Hunts in England are employing a variety of methods to avoid any of the much predicted devastation after the hunting ban.
Traditional scenes like these remain
They range from those believed to be carrying on hunting live foxes, to several hunts which have admitted to buying eagle owls to get around the law.
The BBC News website spoke to hunting groups and police forces in each of England's counties about how they have reacted to the law since its introduction in February.
Of the 27 individual hunts surveyed, 13 have refused to get rid of any staff, hounds or horses.
Fourteen reported having reduced their staff numbers with a total of 21 positions lost. One said it had had to cull 11 hounds and only one private pack of hounds is reported to have been destroyed entirely.
Breeding had been decreased in many cases and five hunts reported selling up to 8 horses, while seven hunts had sold as many as 13 hounds.
Job losses by hunt
South Nottinghamshire 2
Isle of Wight 1
Hursley Hambledon 1
West Sussex 1
North Staffordshire 1
Crawley and Horsham 1
Quorn posts not filled after retirement
Burton not taking on groom
Vine and Craven contract not renewed
David Walsh, secretary of the South Dorset Hunt, said: "Our hunt made the decision that we are going to carry on in terms of staff levels and hound levels as we have in the past because it is such a bad law that it has to be overturned.
"We are not going to be dictated to by politicians that know nothing about the hunting issue. We are not going to bow to that pressure. The best way for us to do that is to keep our infrastructure."
Temptation to break law
Cheshire Forest Hunt chairman, Jeremy Weston said: "Hunting has not been banned as such, its just been messed around with. We hope to keep the organisation going until the idiocy of the law is realised."

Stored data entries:
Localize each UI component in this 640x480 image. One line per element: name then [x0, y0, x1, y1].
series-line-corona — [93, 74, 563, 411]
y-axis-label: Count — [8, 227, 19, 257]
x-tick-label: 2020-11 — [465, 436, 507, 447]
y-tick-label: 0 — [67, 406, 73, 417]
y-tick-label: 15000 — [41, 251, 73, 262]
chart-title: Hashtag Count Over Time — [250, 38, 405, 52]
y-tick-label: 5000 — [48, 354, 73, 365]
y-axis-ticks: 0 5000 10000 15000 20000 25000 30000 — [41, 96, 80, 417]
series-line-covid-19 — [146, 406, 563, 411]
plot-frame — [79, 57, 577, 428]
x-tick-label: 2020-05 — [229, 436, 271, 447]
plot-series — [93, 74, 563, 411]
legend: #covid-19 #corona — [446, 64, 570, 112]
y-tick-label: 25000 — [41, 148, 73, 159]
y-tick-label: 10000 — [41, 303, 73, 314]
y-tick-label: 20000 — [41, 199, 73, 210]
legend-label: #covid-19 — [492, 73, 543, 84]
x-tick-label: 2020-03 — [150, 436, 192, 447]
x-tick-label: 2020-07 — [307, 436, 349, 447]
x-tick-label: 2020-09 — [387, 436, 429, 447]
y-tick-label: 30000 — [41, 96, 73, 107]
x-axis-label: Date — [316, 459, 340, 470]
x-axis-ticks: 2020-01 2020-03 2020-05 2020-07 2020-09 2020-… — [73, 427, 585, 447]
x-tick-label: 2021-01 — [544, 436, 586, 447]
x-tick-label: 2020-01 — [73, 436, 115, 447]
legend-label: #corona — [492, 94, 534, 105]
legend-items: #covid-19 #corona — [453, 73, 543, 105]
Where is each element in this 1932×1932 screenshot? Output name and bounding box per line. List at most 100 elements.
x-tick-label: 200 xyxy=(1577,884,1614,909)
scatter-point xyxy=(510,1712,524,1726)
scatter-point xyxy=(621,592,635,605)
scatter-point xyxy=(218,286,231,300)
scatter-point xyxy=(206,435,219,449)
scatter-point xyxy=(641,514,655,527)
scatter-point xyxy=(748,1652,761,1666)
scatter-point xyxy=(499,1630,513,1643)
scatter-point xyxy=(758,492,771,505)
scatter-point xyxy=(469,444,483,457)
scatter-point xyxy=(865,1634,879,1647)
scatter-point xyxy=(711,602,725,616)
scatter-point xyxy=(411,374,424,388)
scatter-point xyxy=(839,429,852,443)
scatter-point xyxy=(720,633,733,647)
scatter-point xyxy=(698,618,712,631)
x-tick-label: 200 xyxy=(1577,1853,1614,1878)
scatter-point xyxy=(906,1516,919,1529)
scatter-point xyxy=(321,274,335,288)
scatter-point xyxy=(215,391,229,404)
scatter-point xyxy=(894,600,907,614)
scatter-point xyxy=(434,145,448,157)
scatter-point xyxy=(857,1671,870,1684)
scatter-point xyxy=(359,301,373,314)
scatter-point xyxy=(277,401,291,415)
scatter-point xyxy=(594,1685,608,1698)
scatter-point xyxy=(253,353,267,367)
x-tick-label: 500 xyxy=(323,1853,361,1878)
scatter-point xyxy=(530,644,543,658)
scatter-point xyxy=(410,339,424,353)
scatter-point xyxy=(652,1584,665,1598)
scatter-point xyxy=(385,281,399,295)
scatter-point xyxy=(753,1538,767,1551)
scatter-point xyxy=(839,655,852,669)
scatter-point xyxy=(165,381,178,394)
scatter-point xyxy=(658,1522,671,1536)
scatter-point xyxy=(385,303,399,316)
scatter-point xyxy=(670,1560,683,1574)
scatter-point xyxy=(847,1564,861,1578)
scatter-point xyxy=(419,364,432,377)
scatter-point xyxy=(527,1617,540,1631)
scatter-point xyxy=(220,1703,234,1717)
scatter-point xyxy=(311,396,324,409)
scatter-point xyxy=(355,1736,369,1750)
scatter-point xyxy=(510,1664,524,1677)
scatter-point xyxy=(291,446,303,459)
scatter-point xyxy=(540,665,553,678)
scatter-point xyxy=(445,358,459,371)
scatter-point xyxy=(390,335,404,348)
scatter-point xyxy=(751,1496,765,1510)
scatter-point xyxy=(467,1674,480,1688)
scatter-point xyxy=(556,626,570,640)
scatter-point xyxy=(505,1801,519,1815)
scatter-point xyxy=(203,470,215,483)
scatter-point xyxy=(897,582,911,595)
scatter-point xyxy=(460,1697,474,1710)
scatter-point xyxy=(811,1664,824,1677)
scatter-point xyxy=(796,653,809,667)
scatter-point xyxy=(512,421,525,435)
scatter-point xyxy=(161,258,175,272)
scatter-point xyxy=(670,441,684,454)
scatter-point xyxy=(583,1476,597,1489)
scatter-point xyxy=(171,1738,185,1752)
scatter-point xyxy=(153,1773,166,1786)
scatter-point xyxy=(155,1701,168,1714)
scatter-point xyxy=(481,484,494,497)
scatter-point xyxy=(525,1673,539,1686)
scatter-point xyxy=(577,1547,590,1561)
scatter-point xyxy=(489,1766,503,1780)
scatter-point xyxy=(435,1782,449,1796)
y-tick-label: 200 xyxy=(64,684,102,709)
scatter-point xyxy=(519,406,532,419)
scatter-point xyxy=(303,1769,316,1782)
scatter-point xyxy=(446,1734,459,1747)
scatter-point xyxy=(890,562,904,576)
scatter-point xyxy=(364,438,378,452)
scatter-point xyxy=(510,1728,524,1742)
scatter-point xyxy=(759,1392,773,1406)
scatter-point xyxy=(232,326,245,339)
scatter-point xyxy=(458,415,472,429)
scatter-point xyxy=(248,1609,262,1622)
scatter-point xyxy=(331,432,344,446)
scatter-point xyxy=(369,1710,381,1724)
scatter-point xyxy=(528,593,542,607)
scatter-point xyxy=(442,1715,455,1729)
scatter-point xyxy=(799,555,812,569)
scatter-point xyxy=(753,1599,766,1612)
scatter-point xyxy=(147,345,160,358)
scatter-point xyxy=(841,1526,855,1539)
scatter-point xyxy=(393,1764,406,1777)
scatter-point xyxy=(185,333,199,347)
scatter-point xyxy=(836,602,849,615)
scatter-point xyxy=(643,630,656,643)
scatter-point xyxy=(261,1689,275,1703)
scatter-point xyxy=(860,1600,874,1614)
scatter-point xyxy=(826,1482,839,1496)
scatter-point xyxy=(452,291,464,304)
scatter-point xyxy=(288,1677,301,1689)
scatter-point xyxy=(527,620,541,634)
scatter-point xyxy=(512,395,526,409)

EXERCISE DESCRIPTION:
Answer these questions from the article on hunts after the ban:
1. How many individual hunts were surveyed?
2. What have several hunts admitted to buying to get around the law?
3. Which hunt is David Walsh the secretary of?

RESULT OF THIS TASK:
1. 27
2. Eagle owls
3. The South Dorset Hunt